--- Start of Data section ---

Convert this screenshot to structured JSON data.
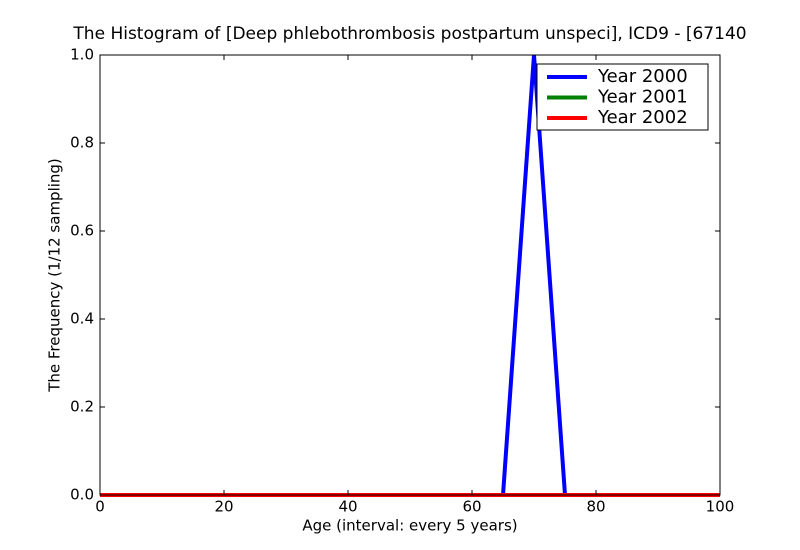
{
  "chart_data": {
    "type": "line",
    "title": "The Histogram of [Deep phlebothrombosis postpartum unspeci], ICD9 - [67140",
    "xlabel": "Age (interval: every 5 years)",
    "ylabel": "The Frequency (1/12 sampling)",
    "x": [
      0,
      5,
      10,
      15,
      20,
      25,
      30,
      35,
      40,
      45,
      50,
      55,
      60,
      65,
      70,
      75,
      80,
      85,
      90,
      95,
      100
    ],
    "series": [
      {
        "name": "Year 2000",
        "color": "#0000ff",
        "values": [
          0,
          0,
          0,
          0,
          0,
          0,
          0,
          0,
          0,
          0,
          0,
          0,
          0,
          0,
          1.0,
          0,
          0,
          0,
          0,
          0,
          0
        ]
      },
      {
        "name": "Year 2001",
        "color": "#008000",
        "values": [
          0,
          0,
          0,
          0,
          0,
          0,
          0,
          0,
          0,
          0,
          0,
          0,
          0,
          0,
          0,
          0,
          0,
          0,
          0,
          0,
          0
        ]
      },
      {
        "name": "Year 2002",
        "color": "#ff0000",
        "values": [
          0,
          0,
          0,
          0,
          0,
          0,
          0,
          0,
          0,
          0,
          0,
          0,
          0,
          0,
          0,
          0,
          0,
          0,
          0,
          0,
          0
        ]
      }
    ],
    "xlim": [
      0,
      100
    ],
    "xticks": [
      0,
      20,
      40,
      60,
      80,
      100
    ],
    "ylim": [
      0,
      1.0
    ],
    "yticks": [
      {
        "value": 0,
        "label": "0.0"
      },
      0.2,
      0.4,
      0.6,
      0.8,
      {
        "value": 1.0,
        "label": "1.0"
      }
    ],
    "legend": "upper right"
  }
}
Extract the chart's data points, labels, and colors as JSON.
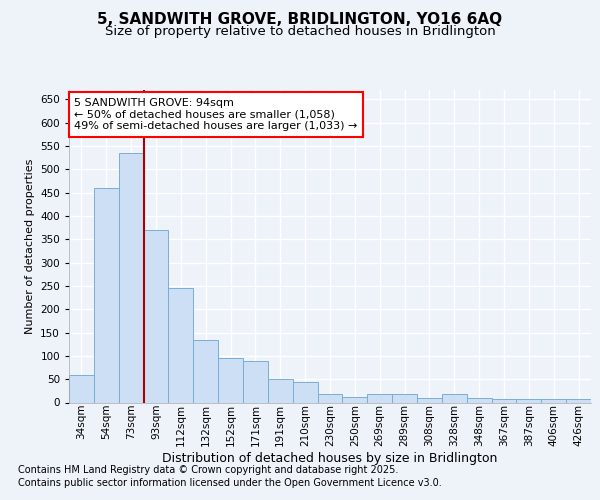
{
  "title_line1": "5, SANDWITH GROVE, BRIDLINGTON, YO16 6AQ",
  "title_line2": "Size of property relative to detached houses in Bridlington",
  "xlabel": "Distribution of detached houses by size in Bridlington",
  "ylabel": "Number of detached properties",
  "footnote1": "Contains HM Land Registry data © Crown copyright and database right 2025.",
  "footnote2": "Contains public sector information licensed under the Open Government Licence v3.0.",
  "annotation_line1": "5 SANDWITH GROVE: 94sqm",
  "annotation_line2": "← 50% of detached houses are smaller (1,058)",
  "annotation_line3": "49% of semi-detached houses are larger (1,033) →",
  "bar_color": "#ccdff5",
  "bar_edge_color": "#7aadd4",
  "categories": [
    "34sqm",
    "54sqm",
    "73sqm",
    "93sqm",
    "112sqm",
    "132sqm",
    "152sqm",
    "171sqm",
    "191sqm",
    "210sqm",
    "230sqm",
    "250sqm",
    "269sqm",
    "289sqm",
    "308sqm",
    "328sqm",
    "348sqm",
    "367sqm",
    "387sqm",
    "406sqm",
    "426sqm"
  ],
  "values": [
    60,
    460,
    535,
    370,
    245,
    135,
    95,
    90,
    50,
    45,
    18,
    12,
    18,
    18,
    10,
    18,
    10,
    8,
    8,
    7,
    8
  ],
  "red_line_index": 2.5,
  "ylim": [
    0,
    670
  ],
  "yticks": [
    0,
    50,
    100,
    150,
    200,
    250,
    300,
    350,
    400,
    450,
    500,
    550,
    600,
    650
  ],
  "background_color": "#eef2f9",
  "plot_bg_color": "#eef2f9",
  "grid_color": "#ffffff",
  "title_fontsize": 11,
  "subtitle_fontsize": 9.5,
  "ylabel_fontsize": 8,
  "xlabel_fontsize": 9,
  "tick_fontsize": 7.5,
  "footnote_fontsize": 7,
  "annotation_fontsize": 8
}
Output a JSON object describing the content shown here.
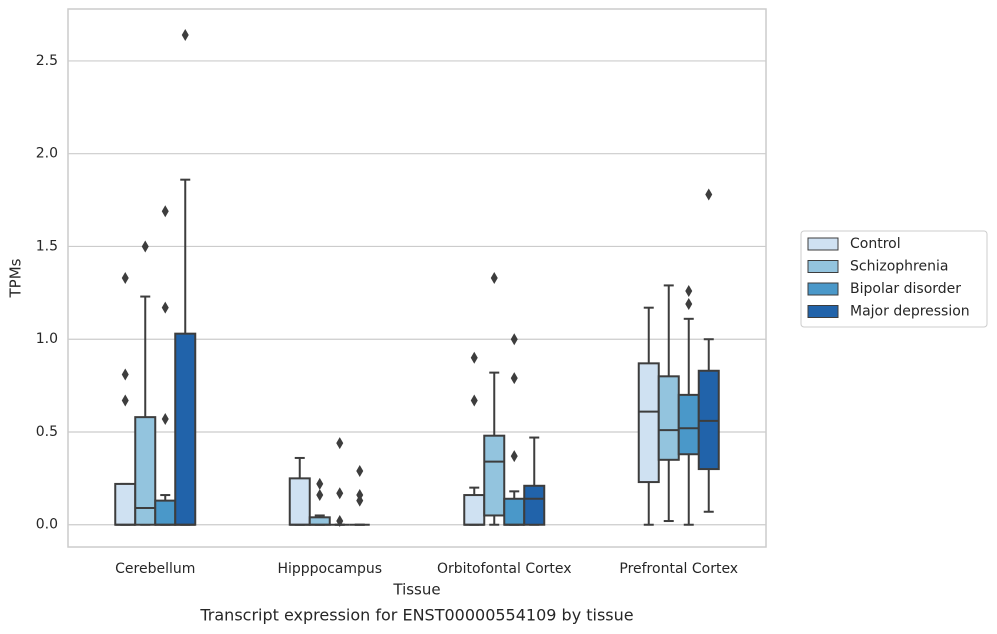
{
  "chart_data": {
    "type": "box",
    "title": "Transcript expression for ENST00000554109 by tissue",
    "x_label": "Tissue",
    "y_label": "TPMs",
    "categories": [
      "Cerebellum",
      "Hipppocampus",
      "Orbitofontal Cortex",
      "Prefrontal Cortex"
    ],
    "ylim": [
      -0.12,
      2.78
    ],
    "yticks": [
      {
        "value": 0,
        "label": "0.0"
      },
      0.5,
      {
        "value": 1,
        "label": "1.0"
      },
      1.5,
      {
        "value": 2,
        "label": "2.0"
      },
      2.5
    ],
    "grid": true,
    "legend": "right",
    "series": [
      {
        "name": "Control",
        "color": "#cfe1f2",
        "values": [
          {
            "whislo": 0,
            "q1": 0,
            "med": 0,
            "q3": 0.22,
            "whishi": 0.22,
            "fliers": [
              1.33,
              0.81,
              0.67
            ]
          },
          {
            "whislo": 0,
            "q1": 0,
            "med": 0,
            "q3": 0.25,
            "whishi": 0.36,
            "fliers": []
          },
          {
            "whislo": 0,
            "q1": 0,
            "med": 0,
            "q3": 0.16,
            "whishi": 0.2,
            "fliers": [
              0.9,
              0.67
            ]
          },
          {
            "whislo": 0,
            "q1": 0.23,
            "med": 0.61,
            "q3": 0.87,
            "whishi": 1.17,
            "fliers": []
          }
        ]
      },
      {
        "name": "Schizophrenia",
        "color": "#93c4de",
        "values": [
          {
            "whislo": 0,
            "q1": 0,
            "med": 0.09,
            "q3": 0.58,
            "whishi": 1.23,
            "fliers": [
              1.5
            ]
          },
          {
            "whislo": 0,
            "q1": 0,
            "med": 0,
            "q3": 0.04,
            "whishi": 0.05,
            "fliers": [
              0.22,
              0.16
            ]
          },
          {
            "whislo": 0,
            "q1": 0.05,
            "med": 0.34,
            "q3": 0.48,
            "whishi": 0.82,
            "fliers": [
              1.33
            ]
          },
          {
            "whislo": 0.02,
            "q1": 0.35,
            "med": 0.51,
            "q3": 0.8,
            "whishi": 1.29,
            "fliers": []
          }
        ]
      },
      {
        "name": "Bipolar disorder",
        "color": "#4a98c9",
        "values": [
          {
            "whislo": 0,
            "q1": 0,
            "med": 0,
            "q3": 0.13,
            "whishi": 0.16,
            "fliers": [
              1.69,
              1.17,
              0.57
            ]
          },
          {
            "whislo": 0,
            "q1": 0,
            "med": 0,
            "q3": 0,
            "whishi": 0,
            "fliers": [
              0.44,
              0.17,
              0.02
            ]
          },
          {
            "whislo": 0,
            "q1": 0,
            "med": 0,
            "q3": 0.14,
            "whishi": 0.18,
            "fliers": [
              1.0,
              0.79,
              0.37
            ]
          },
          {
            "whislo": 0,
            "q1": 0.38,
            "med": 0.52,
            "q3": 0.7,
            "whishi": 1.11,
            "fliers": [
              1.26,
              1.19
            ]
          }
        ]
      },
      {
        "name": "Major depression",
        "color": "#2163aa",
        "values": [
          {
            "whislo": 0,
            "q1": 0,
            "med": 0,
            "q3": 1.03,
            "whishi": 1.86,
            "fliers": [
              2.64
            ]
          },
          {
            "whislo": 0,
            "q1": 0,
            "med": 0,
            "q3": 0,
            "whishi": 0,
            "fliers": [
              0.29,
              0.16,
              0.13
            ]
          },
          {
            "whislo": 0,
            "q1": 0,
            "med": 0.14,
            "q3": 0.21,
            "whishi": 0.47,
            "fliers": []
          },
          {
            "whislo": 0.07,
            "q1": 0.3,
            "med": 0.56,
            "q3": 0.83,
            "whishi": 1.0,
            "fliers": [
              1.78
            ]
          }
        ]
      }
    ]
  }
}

--- End of Data section ---

### Written instruction
Without including any pictures, print each record exactly.

### Full output
Convert this screenshot to structured JSON data.
{
  "chart_data": {
    "type": "line",
    "title": "The Histogram of [Deep phlebothrombosis postpartum unspeci], ICD9 - [67140",
    "xlabel": "Age (interval: every 5 years)",
    "ylabel": "The Frequency (1/12 sampling)",
    "x": [
      0,
      5,
      10,
      15,
      20,
      25,
      30,
      35,
      40,
      45,
      50,
      55,
      60,
      65,
      70,
      75,
      80,
      85,
      90,
      95,
      100
    ],
    "series": [
      {
        "name": "Year 2000",
        "color": "#0000ff",
        "values": [
          0,
          0,
          0,
          0,
          0,
          0,
          0,
          0,
          0,
          0,
          0,
          0,
          0,
          0,
          1.0,
          0,
          0,
          0,
          0,
          0,
          0
        ]
      },
      {
        "name": "Year 2001",
        "color": "#008000",
        "values": [
          0,
          0,
          0,
          0,
          0,
          0,
          0,
          0,
          0,
          0,
          0,
          0,
          0,
          0,
          0,
          0,
          0,
          0,
          0,
          0,
          0
        ]
      },
      {
        "name": "Year 2002",
        "color": "#ff0000",
        "values": [
          0,
          0,
          0,
          0,
          0,
          0,
          0,
          0,
          0,
          0,
          0,
          0,
          0,
          0,
          0,
          0,
          0,
          0,
          0,
          0,
          0
        ]
      }
    ],
    "xlim": [
      0,
      100
    ],
    "xticks": [
      0,
      20,
      40,
      60,
      80,
      100
    ],
    "ylim": [
      0,
      1.0
    ],
    "yticks": [
      {
        "value": 0,
        "label": "0.0"
      },
      0.2,
      0.4,
      0.6,
      0.8,
      {
        "value": 1.0,
        "label": "1.0"
      }
    ],
    "legend": "upper right"
  }
}
Extract the chart's data points, labels, and colors as JSON.
{
  "title_line1": "5, SANDWITH GROVE, BRIDLINGTON, YO16 6AQ",
  "title_line2": "Size of property relative to detached houses in Bridlington",
  "xlabel": "Distribution of detached houses by size in Bridlington",
  "ylabel": "Number of detached properties",
  "footnote1": "Contains HM Land Registry data © Crown copyright and database right 2025.",
  "footnote2": "Contains public sector information licensed under the Open Government Licence v3.0.",
  "annotation_line1": "5 SANDWITH GROVE: 94sqm",
  "annotation_line2": "← 50% of detached houses are smaller (1,058)",
  "annotation_line3": "49% of semi-detached houses are larger (1,033) →",
  "bar_color": "#ccdff5",
  "bar_edge_color": "#7aadd4",
  "categories": [
    "34sqm",
    "54sqm",
    "73sqm",
    "93sqm",
    "112sqm",
    "132sqm",
    "152sqm",
    "171sqm",
    "191sqm",
    "210sqm",
    "230sqm",
    "250sqm",
    "269sqm",
    "289sqm",
    "308sqm",
    "328sqm",
    "348sqm",
    "367sqm",
    "387sqm",
    "406sqm",
    "426sqm"
  ],
  "values": [
    60,
    460,
    535,
    370,
    245,
    135,
    95,
    90,
    50,
    45,
    18,
    12,
    18,
    18,
    10,
    18,
    10,
    8,
    8,
    7,
    8
  ],
  "red_line_index": 2.5,
  "ylim": [
    0,
    670
  ],
  "yticks": [
    0,
    50,
    100,
    150,
    200,
    250,
    300,
    350,
    400,
    450,
    500,
    550,
    600,
    650
  ],
  "background_color": "#eef2f9",
  "plot_bg_color": "#eef2f9",
  "grid_color": "#ffffff",
  "title_fontsize": 11,
  "subtitle_fontsize": 9.5,
  "ylabel_fontsize": 8,
  "xlabel_fontsize": 9,
  "tick_fontsize": 7.5,
  "footnote_fontsize": 7,
  "annotation_fontsize": 8
}
Output a JSON object describing the content shown here.
{
  "chart_data": {
    "type": "box",
    "title": "Transcript expression for ENST00000554109 by tissue",
    "x_label": "Tissue",
    "y_label": "TPMs",
    "categories": [
      "Cerebellum",
      "Hipppocampus",
      "Orbitofontal Cortex",
      "Prefrontal Cortex"
    ],
    "ylim": [
      -0.12,
      2.78
    ],
    "yticks": [
      {
        "value": 0,
        "label": "0.0"
      },
      0.5,
      {
        "value": 1,
        "label": "1.0"
      },
      1.5,
      {
        "value": 2,
        "label": "2.0"
      },
      2.5
    ],
    "grid": true,
    "legend": "right",
    "series": [
      {
        "name": "Control",
        "color": "#cfe1f2",
        "values": [
          {
            "whislo": 0,
            "q1": 0,
            "med": 0,
            "q3": 0.22,
            "whishi": 0.22,
            "fliers": [
              1.33,
              0.81,
              0.67
            ]
          },
          {
            "whislo": 0,
            "q1": 0,
            "med": 0,
            "q3": 0.25,
            "whishi": 0.36,
            "fliers": []
          },
          {
            "whislo": 0,
            "q1": 0,
            "med": 0,
            "q3": 0.16,
            "whishi": 0.2,
            "fliers": [
              0.9,
              0.67
            ]
          },
          {
            "whislo": 0,
            "q1": 0.23,
            "med": 0.61,
            "q3": 0.87,
            "whishi": 1.17,
            "fliers": []
          }
        ]
      },
      {
        "name": "Schizophrenia",
        "color": "#93c4de",
        "values": [
          {
            "whislo": 0,
            "q1": 0,
            "med": 0.09,
            "q3": 0.58,
            "whishi": 1.23,
            "fliers": [
              1.5
            ]
          },
          {
            "whislo": 0,
            "q1": 0,
            "med": 0,
            "q3": 0.04,
            "whishi": 0.05,
            "fliers": [
              0.22,
              0.16
            ]
          },
          {
            "whislo": 0,
            "q1": 0.05,
            "med": 0.34,
            "q3": 0.48,
            "whishi": 0.82,
            "fliers": [
              1.33
            ]
          },
          {
            "whislo": 0.02,
            "q1": 0.35,
            "med": 0.51,
            "q3": 0.8,
            "whishi": 1.29,
            "fliers": []
          }
        ]
      },
      {
        "name": "Bipolar disorder",
        "color": "#4a98c9",
        "values": [
          {
            "whislo": 0,
            "q1": 0,
            "med": 0,
            "q3": 0.13,
            "whishi": 0.16,
            "fliers": [
              1.69,
              1.17,
              0.57
            ]
          },
          {
            "whislo": 0,
            "q1": 0,
            "med": 0,
            "q3": 0,
            "whishi": 0,
            "fliers": [
              0.44,
              0.17,
              0.02
            ]
          },
          {
            "whislo": 0,
            "q1": 0,
            "med": 0,
            "q3": 0.14,
            "whishi": 0.18,
            "fliers": [
              1.0,
              0.79,
              0.37
            ]
          },
          {
            "whislo": 0,
            "q1": 0.38,
            "med": 0.52,
            "q3": 0.7,
            "whishi": 1.11,
            "fliers": [
              1.26,
              1.19
            ]
          }
        ]
      },
      {
        "name": "Major depression",
        "color": "#2163aa",
        "values": [
          {
            "whislo": 0,
            "q1": 0,
            "med": 0,
            "q3": 1.03,
            "whishi": 1.86,
            "fliers": [
              2.64
            ]
          },
          {
            "whislo": 0,
            "q1": 0,
            "med": 0,
            "q3": 0,
            "whishi": 0,
            "fliers": [
              0.29,
              0.16,
              0.13
            ]
          },
          {
            "whislo": 0,
            "q1": 0,
            "med": 0.14,
            "q3": 0.21,
            "whishi": 0.47,
            "fliers": []
          },
          {
            "whislo": 0.07,
            "q1": 0.3,
            "med": 0.56,
            "q3": 0.83,
            "whishi": 1.0,
            "fliers": [
              1.78
            ]
          }
        ]
      }
    ]
  }
}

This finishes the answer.